SOURCE TEXT.
* * *

Plaintiffs urge judges to reject motion based on improper procedure

Attorneys for the NAACP said the points Warf raised would need careful consideration by the judges — but not at the present stage of the case. Instead, attorney Kym Hunter argued, the current motion to dismiss the case would be “an easy motion to deny” as it fails across the board on procedural grounds.

“Mr. Warf will certainly challenge some of the evidence that we may put forward. We will put forward our own,” said Hunter. “This is just a premature motion. We’re just not there yet.”

“What is needed here is further factual development,” she added.

The rare motion for judgment on the pleadings, the defense said, is rare for a reason — it is completely inappropriate for the circumstances of this lawsuit. The correct application of the motion, Hunter argued, is for a case where there is a clear question of law but no question of facts — this challenge, however, presents a “highly specific factual inquiry.”

“They are asking you to disregard the Supreme Court and asking you to disregard the North Carolina rules of civil procedure,” Hunter said, noting that the state Supreme Court handed down a mandate to return the case to the trial court “solely for an evidentiary hearing” as well as “the entry of additional findings of fact and conclusions of law,” leaving in place the trial court’s previous unchallenged factual findings.

* * *

RECORD EXTRACTS.
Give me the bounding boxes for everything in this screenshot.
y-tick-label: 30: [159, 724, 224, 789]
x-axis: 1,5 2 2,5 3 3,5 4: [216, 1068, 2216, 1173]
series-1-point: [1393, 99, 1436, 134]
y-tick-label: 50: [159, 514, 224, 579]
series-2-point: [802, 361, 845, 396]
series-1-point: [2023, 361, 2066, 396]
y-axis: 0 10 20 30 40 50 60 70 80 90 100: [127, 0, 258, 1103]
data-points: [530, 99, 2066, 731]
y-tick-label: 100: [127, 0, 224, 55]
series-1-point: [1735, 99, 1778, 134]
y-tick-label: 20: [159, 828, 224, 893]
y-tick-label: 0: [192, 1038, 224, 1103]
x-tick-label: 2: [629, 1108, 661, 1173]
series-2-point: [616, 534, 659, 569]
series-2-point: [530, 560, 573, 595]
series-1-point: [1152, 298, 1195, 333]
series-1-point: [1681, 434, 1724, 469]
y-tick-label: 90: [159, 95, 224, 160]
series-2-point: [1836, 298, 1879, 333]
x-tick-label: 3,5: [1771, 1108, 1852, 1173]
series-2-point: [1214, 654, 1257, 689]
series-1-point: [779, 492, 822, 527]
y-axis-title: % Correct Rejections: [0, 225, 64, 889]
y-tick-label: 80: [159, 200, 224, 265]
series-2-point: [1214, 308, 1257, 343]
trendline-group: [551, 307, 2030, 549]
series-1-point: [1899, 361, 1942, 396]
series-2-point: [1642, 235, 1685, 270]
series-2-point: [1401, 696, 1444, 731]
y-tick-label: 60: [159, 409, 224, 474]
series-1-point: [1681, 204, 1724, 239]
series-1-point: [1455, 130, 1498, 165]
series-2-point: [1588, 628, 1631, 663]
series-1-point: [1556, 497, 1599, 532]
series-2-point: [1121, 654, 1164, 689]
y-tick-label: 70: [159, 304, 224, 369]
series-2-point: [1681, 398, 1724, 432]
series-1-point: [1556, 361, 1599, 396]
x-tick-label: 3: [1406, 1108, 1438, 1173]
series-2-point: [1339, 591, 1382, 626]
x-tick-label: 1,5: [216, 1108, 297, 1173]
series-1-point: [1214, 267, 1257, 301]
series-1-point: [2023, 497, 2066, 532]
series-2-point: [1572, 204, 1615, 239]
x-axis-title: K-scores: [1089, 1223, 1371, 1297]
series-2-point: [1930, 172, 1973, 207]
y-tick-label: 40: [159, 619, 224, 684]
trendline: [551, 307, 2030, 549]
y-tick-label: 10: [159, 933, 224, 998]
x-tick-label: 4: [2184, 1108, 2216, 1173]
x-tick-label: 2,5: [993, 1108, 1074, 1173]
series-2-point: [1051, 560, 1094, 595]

* * *

ACTIVITY LIST.
1 - In the court article, which attorney argued for the NAACP that the motion to dismiss was premature?
2 - Please copy the stretch of the court article from "Attorneys for the" through "on procedural grounds.".
3 - According to the court article, why did Hunter argue that a motion for judgment on the pleadings was the wrong tool for this lawsuit?

ANSWERS FOR THE TASKS.
1 - Kym Hunter

2 -
Attorneys for the NAACP said the points Warf raised would need careful consideration by the judges — but not at the present stage of the case. Instead, attorney Kym Hunter argued, the current motion to dismiss the case would be “an easy motion to deny” as it fails across the board on procedural grounds.

3 - Hunter argued that such a motion fits a case with a clear question of law and no question of facts. This challenge instead presents a "highly specific factual inquiry."